**GIVEN TASK:**
Wherever "grace" appears in a line, list that line.

==========

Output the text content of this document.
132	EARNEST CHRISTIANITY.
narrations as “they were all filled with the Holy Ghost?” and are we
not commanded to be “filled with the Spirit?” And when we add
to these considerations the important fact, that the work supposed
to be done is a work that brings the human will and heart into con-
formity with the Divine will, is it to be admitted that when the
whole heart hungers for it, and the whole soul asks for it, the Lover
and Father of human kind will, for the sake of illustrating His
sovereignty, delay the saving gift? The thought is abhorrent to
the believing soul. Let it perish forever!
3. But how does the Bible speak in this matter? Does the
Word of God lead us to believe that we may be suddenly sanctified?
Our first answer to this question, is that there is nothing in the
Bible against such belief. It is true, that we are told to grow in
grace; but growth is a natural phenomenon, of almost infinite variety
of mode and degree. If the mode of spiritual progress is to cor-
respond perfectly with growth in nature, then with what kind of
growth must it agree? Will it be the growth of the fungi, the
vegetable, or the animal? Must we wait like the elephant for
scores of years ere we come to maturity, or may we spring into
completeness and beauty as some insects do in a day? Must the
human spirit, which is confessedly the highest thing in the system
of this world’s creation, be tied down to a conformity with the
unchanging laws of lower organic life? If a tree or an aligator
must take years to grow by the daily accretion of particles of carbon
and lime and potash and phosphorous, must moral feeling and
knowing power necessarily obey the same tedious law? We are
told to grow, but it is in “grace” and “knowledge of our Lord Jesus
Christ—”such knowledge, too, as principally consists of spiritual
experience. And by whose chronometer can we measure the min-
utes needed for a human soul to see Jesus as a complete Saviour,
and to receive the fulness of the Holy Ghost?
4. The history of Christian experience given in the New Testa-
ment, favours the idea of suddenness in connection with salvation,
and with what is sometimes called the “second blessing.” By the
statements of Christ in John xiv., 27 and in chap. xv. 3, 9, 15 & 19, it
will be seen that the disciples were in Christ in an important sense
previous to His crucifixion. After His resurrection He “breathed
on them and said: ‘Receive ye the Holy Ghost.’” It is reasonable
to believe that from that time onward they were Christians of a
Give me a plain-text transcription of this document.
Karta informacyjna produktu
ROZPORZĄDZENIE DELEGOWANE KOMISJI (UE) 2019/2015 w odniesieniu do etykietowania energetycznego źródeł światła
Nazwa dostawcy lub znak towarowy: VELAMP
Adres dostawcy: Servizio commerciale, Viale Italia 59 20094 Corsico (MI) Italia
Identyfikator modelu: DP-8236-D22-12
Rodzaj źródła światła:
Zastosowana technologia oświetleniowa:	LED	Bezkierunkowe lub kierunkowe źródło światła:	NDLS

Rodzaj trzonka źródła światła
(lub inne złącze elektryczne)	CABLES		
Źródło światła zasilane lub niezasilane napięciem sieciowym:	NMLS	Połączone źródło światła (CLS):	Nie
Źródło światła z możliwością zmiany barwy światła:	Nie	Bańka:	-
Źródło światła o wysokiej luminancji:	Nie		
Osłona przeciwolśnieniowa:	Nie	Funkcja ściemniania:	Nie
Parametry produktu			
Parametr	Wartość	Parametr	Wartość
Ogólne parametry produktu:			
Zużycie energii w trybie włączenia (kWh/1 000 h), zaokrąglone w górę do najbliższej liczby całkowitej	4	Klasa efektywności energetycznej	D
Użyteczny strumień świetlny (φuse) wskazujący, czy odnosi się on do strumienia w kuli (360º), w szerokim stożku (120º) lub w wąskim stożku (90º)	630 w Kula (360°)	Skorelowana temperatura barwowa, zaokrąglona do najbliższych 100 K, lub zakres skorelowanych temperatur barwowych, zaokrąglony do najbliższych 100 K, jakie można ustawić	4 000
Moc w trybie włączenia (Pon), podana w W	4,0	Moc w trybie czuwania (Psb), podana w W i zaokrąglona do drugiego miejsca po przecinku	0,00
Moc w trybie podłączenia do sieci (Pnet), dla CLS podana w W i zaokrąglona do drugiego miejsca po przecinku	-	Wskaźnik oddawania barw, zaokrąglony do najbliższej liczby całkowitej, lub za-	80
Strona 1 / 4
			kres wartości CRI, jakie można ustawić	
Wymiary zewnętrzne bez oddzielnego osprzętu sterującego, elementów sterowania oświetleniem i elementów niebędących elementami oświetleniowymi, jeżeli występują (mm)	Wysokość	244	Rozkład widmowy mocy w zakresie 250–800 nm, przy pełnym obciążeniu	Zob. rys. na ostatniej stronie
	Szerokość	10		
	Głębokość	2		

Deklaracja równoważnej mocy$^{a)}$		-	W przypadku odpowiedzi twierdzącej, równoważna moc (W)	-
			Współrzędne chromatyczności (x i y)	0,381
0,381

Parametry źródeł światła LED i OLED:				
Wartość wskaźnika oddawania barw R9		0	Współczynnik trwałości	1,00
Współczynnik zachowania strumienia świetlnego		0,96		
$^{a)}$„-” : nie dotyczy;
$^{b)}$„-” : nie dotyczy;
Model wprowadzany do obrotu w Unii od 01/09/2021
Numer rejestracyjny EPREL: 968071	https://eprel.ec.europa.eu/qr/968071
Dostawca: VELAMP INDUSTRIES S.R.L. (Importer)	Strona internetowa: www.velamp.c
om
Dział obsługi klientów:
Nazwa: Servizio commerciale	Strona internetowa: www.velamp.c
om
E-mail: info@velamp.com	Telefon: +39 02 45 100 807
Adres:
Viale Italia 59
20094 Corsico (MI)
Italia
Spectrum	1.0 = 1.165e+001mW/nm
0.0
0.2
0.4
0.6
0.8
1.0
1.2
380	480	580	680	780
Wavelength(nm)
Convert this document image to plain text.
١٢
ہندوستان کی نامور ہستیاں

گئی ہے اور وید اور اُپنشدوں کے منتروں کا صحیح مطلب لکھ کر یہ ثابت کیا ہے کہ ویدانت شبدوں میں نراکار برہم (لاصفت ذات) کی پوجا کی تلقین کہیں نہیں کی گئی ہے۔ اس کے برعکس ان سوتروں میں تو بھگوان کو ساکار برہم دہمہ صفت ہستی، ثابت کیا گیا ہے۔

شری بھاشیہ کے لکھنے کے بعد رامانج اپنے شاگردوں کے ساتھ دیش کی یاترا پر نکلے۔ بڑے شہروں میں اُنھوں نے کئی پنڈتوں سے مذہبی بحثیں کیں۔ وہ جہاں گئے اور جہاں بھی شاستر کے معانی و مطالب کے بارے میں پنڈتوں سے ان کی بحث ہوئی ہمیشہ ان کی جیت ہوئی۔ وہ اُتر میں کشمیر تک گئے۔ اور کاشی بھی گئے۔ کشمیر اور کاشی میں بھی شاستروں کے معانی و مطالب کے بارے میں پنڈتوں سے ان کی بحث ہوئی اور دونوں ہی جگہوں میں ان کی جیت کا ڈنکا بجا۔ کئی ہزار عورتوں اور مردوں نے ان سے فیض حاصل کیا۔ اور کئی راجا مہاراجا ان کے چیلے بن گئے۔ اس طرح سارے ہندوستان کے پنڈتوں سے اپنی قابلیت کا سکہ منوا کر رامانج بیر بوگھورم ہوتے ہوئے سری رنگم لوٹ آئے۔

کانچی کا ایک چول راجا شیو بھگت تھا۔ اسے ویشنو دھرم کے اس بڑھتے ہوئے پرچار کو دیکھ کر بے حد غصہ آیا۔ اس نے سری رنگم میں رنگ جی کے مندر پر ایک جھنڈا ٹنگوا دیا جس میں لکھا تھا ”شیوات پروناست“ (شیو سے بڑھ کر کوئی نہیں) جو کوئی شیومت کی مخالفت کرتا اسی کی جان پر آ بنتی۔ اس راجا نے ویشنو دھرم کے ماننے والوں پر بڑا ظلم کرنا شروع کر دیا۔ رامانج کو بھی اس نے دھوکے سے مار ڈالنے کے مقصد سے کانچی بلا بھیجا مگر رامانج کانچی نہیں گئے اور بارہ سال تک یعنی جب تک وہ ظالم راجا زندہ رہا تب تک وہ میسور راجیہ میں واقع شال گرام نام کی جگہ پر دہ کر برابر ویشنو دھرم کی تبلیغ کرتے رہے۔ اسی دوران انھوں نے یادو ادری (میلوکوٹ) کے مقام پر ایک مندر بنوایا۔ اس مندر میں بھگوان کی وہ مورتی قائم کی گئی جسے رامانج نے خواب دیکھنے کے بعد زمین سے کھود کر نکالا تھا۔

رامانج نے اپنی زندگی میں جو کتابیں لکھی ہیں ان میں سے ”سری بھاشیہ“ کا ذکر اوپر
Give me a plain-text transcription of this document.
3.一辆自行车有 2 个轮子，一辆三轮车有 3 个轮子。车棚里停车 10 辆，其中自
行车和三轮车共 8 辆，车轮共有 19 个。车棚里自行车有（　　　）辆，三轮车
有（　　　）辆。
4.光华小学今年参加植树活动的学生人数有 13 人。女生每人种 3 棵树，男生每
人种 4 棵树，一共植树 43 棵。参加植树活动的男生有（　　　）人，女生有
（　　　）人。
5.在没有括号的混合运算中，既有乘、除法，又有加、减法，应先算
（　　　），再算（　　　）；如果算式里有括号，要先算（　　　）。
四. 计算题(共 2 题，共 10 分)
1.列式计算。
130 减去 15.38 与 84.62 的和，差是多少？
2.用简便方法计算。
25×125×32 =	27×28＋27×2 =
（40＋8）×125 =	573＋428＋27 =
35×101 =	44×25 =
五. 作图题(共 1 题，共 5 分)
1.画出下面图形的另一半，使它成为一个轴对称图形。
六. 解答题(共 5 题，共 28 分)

==========

**SOLUTION TO THE EXERCISE:**
grace; but growth is a natural phenomenon, of almost infinite variety
told to grow, but it is in “grace” and “knowledge of our Lord Jesus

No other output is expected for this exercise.